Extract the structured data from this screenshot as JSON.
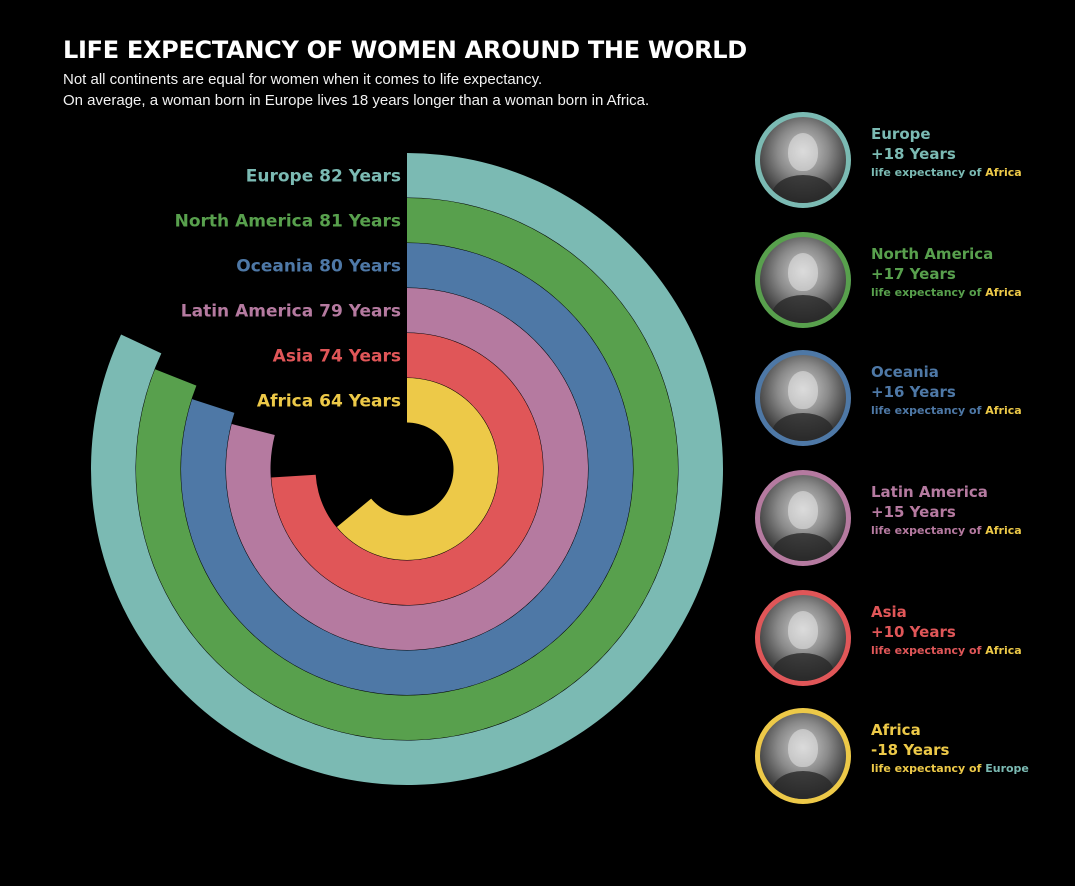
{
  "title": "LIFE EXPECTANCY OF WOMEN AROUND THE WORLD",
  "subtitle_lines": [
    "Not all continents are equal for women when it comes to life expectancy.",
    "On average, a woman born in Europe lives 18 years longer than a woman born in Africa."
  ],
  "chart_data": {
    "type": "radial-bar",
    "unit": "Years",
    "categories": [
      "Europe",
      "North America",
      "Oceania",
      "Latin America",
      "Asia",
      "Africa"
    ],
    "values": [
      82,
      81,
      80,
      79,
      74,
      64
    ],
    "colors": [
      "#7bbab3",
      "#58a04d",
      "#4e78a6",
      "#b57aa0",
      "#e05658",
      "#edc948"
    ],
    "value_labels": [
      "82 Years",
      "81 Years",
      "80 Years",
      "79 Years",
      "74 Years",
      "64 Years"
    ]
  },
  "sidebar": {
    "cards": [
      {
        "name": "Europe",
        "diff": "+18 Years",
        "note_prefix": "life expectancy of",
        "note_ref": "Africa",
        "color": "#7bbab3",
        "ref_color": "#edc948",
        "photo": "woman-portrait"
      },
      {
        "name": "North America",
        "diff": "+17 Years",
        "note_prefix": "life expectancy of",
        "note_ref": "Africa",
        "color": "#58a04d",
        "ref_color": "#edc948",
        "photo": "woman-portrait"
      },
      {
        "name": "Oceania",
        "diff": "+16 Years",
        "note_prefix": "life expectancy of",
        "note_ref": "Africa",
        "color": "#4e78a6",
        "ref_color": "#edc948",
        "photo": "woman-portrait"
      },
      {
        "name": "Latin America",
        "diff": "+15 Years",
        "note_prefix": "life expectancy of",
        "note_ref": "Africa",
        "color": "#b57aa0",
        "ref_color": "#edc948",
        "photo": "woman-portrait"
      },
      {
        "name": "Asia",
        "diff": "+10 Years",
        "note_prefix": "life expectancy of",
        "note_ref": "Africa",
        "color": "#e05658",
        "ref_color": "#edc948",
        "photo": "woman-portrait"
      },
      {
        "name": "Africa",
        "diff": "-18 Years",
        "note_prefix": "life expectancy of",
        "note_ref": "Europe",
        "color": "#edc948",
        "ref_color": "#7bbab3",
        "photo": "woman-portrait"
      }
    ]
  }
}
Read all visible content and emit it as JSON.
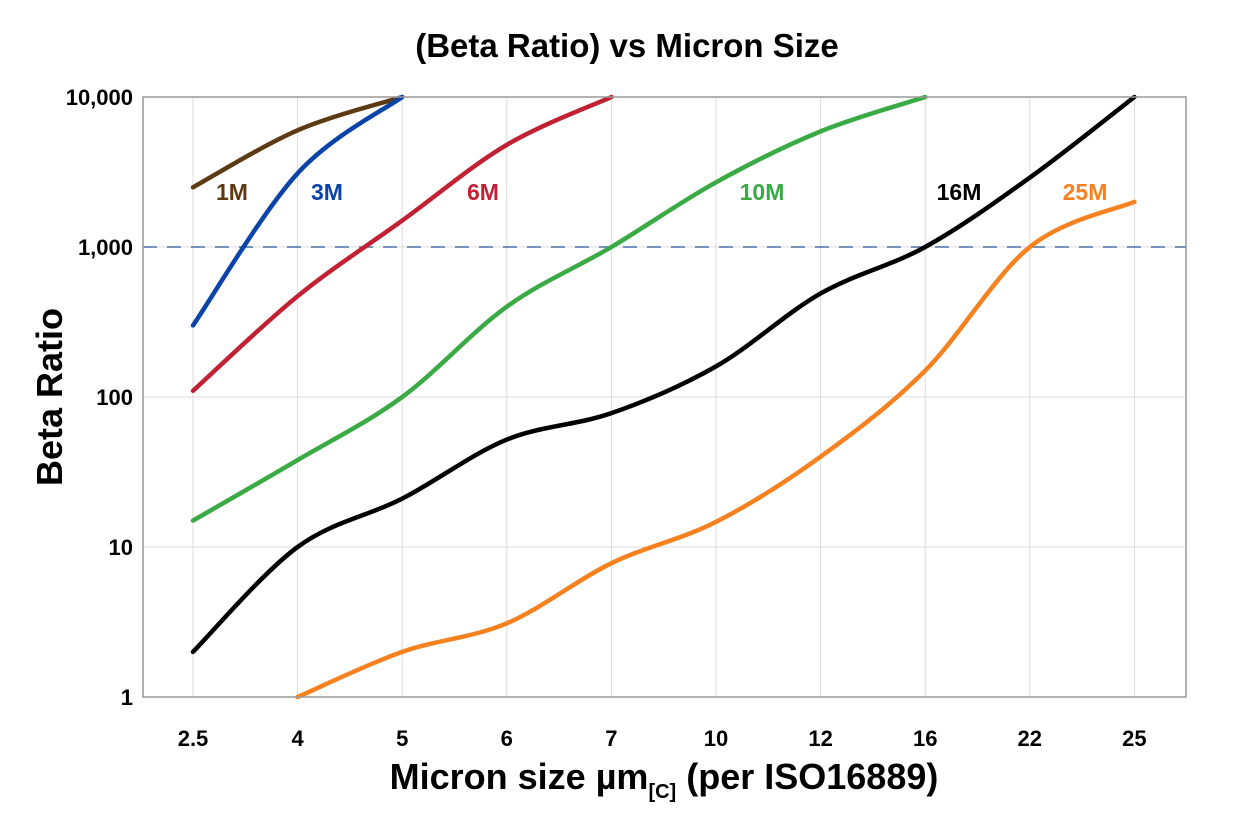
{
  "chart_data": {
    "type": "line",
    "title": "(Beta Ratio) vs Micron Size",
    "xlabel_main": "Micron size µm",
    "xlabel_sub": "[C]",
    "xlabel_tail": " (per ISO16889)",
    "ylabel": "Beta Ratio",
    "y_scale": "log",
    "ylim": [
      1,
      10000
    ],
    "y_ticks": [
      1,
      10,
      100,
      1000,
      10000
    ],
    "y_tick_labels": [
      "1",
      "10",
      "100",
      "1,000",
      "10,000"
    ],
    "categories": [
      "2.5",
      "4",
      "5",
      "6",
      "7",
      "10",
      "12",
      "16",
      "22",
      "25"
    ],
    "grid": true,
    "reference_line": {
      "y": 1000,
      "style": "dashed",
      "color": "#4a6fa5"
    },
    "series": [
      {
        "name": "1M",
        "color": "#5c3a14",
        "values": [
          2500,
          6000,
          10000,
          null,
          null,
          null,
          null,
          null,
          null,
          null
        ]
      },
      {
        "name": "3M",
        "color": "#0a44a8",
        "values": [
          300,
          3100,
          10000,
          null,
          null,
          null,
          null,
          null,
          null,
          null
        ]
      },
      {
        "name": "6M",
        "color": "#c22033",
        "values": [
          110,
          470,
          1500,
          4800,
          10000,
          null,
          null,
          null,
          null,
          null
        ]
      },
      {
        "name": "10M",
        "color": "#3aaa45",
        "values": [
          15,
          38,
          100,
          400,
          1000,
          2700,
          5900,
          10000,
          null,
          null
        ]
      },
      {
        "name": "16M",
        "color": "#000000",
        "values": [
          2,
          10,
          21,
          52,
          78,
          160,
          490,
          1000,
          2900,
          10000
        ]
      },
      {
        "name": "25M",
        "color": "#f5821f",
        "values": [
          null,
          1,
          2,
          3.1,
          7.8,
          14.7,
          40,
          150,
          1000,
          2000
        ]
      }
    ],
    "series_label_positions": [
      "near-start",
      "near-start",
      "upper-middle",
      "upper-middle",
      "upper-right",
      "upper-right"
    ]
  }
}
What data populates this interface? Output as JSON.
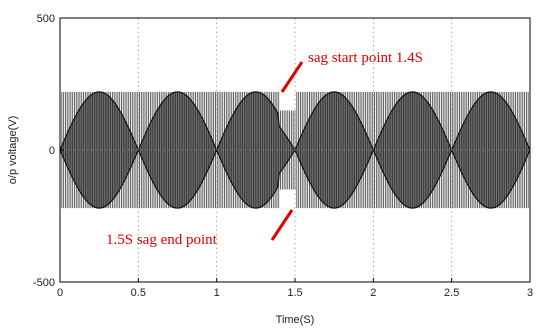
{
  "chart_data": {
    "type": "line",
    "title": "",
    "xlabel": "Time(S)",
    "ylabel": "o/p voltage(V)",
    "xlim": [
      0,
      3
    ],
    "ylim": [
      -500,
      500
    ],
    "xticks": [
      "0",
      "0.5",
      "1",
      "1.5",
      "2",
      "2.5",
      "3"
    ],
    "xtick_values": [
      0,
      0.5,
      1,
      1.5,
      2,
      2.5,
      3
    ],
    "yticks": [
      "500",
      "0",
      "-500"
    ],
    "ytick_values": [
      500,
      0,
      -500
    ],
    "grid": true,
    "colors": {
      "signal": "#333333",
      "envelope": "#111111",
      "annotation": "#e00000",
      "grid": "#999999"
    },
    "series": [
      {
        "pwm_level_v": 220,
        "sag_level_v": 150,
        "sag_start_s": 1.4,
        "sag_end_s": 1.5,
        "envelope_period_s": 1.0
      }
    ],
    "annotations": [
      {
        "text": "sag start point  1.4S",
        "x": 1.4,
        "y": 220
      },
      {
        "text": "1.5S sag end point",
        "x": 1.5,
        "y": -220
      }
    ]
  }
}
-=-=-
→ AIM
Only the count is wanted: report how many lines of the material above hold the word "upper".

→ FINISHED EXERCISE
4